Short exercise: Rewrite the items from the start up to and including the line with "The stabilizing fin 21 is at (1322, 125).", replacing "top plan view" with "overhead view" and leaving everything else unchanged.

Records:

------------------------

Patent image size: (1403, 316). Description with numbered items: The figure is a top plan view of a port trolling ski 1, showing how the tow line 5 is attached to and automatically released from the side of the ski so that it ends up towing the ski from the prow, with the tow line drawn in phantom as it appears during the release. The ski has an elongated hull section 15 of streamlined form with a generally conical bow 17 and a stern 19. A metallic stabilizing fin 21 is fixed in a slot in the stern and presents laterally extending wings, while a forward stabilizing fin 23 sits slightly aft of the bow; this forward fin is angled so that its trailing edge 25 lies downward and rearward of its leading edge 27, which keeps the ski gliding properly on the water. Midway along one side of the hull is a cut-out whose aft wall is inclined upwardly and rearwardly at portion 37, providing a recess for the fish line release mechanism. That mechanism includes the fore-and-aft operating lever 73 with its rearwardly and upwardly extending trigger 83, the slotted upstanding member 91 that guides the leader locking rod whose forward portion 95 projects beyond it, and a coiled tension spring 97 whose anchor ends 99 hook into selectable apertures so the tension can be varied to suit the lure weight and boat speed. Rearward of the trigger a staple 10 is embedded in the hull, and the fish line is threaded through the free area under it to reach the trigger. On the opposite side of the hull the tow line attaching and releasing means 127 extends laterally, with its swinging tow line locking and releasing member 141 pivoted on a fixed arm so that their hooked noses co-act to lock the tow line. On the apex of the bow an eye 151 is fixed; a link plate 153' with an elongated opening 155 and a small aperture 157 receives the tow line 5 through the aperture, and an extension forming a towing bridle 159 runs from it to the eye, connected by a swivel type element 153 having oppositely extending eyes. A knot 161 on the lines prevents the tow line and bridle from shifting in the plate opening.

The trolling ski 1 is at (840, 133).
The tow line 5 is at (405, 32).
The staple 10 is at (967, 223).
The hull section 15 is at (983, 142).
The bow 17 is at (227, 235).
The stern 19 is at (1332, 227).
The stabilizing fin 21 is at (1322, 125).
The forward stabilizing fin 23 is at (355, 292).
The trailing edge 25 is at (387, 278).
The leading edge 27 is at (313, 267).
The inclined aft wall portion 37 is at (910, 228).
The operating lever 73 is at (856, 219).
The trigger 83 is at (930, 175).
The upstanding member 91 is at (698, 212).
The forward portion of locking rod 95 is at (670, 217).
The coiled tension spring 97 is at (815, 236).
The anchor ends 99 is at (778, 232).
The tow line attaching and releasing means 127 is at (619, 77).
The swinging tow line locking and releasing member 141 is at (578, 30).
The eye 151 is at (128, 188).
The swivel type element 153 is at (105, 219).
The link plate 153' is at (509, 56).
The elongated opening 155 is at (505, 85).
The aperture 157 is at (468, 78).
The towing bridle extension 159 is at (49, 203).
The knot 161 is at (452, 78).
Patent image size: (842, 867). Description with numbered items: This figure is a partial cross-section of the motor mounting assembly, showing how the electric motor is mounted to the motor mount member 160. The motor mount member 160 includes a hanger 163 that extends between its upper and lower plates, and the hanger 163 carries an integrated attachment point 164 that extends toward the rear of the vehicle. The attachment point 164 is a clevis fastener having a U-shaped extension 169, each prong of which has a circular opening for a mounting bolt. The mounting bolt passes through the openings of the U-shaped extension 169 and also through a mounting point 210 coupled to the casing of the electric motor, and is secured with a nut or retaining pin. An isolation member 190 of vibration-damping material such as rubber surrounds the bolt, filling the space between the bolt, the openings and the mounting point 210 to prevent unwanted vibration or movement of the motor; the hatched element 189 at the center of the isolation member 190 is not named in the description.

------------------------

Finished exercise:
Patent image size: (1403, 316). Description with numbered items: The figure is a overhead view of a port trolling ski 1, showing how the tow line 5 is attached to and automatically released from the side of the ski so that it ends up towing the ski from the prow, with the tow line drawn in phantom as it appears during the release. The ski has an elongated hull section 15 of streamlined form with a generally conical bow 17 and a stern 19. A metallic stabilizing fin 21 is fixed in a slot in the stern and presents laterally extending wings, while a forward stabilizing fin 23 sits slightly aft of the bow; this forward fin is angled so that its trailing edge 25 lies downward and rearward of its leading edge 27, which keeps the ski gliding properly on the water. Midway along one side of the hull is a cut-out whose aft wall is inclined upwardly and rearwardly at portion 37, providing a recess for the fish line release mechanism. That mechanism includes the fore-and-aft operating lever 73 with its rearwardly and upwardly extending trigger 83, the slotted upstanding member 91 that guides the leader locking rod whose forward portion 95 projects beyond it, and a coiled tension spring 97 whose anchor ends 99 hook into selectable apertures so the tension can be varied to suit the lure weight and boat speed. Rearward of the trigger a staple 10 is embedded in the hull, and the fish line is threaded through the free area under it to reach the trigger. On the opposite side of the hull the tow line attaching and releasing means 127 extends laterally, with its swinging tow line locking and releasing member 141 pivoted on a fixed arm so that their hooked noses co-act to lock the tow line. On the apex of the bow an eye 151 is fixed; a link plate 153' with an elongated opening 155 and a small aperture 157 receives the tow line 5 through the aperture, and an extension forming a towing bridle 159 runs from it to the eye, connected by a swivel type element 153 having oppositely extending eyes. A knot 161 on the lines prevents the tow line and bridle from shifting in the plate opening.

The trolling ski 1 is at (840, 133).
The tow line 5 is at (405, 32).
The staple 10 is at (967, 223).
The hull section 15 is at (983, 142).
The bow 17 is at (227, 235).
The stern 19 is at (1332, 227).
The stabilizing fin 21 is at (1322, 125).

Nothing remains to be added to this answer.